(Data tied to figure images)
## BEGIN
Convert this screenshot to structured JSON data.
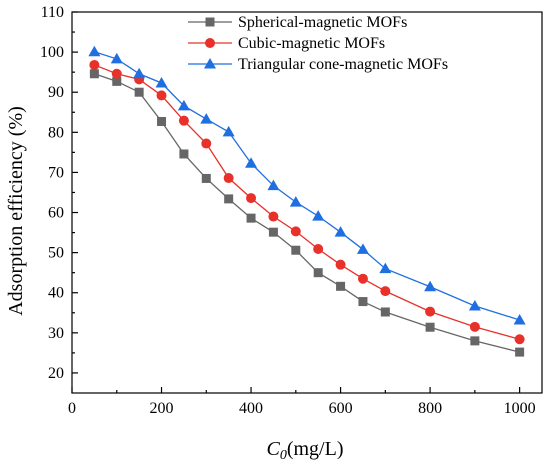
{
  "chart_data": {
    "type": "line",
    "xlabel": "C0(mg/L)",
    "xlabel_main": "C",
    "xlabel_sub": "0",
    "xlabel_unit": "(mg/L)",
    "ylabel": "Adsorption efficiency (%)",
    "xlim": [
      0,
      1050
    ],
    "ylim": [
      15,
      110
    ],
    "xticks": [
      0,
      200,
      400,
      600,
      800,
      1000
    ],
    "yticks": [
      20,
      30,
      40,
      50,
      60,
      70,
      80,
      90,
      100,
      110
    ],
    "grid": false,
    "legend_position": "top-right",
    "series": [
      {
        "name": "Spherical-magnetic MOFs",
        "color": "#666666",
        "marker": "square",
        "x": [
          50,
          100,
          150,
          200,
          250,
          300,
          350,
          400,
          450,
          500,
          550,
          600,
          650,
          700,
          800,
          900,
          1000
        ],
        "y": [
          94.6,
          92.7,
          90.0,
          82.7,
          74.6,
          68.5,
          63.4,
          58.6,
          55.1,
          50.6,
          45.0,
          41.6,
          37.8,
          35.2,
          31.4,
          28.0,
          25.2
        ]
      },
      {
        "name": "Cubic-magnetic MOFs",
        "color": "#e8312a",
        "marker": "circle",
        "x": [
          50,
          100,
          150,
          200,
          250,
          300,
          350,
          400,
          450,
          500,
          550,
          600,
          650,
          700,
          800,
          900,
          1000
        ],
        "y": [
          96.8,
          94.6,
          93.2,
          89.2,
          82.9,
          77.2,
          68.6,
          63.6,
          59.0,
          55.3,
          50.9,
          47.0,
          43.5,
          40.4,
          35.3,
          31.5,
          28.4
        ]
      },
      {
        "name": "Triangular cone-magnetic MOFs",
        "color": "#1f6fe0",
        "marker": "triangle",
        "x": [
          50,
          100,
          150,
          200,
          250,
          300,
          350,
          400,
          450,
          500,
          550,
          600,
          650,
          700,
          800,
          900,
          1000
        ],
        "y": [
          100.1,
          98.3,
          94.6,
          92.3,
          86.6,
          83.3,
          80.1,
          72.3,
          66.7,
          62.6,
          59.1,
          55.1,
          50.8,
          46.0,
          41.5,
          36.7,
          33.2
        ]
      }
    ]
  }
}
## END
*DO THIS*
Scan the material and collect every line that contains "color".

*SOLUTION FOR THIS TASK*
        "color": "#666666",
        "color": "#e8312a",
        "color": "#1f6fe0",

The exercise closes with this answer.